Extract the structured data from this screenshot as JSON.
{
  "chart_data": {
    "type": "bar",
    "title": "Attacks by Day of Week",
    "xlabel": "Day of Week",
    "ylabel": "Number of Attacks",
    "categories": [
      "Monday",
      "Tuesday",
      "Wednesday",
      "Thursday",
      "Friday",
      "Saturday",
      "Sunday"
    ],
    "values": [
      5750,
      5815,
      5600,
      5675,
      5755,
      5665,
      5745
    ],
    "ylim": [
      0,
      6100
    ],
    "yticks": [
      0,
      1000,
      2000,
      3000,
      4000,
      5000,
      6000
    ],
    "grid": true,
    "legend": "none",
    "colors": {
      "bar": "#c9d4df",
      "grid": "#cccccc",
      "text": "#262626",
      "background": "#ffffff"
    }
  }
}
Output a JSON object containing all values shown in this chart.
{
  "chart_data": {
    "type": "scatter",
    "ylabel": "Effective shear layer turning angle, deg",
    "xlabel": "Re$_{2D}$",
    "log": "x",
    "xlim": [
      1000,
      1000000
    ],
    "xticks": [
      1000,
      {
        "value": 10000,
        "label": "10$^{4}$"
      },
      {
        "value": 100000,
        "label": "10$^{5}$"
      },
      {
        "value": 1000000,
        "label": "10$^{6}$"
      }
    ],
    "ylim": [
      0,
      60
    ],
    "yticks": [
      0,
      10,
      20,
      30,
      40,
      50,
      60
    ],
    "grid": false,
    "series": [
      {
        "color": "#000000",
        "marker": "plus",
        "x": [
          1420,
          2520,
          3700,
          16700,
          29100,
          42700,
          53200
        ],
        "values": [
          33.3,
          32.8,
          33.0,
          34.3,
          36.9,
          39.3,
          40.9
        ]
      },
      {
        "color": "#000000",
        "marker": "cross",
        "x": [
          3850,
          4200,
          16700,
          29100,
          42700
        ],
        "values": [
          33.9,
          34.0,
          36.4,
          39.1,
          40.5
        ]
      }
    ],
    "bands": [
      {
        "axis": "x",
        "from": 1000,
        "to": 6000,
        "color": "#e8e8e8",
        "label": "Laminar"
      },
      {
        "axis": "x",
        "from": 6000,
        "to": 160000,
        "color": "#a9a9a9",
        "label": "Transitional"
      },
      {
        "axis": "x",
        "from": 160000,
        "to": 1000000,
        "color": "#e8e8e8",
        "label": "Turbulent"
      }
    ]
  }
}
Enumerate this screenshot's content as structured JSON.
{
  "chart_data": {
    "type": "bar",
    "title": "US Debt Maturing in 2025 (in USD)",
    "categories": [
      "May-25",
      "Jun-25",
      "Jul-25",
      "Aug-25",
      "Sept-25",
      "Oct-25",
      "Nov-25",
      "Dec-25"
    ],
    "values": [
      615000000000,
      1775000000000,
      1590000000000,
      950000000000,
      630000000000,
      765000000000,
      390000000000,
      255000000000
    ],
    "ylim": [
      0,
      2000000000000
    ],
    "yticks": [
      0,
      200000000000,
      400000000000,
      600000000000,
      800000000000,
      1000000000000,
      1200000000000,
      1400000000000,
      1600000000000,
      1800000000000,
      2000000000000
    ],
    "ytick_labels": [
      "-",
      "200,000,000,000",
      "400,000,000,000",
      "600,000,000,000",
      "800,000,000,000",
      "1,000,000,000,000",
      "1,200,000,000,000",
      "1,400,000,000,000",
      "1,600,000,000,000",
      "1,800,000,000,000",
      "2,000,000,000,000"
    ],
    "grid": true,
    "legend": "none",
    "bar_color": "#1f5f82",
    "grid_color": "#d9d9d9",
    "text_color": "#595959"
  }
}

§ WHAT YOU SHOULD DO
How many of the lines above include the string "from"? Answer with the number only.

§ RESPONSE BELOW
4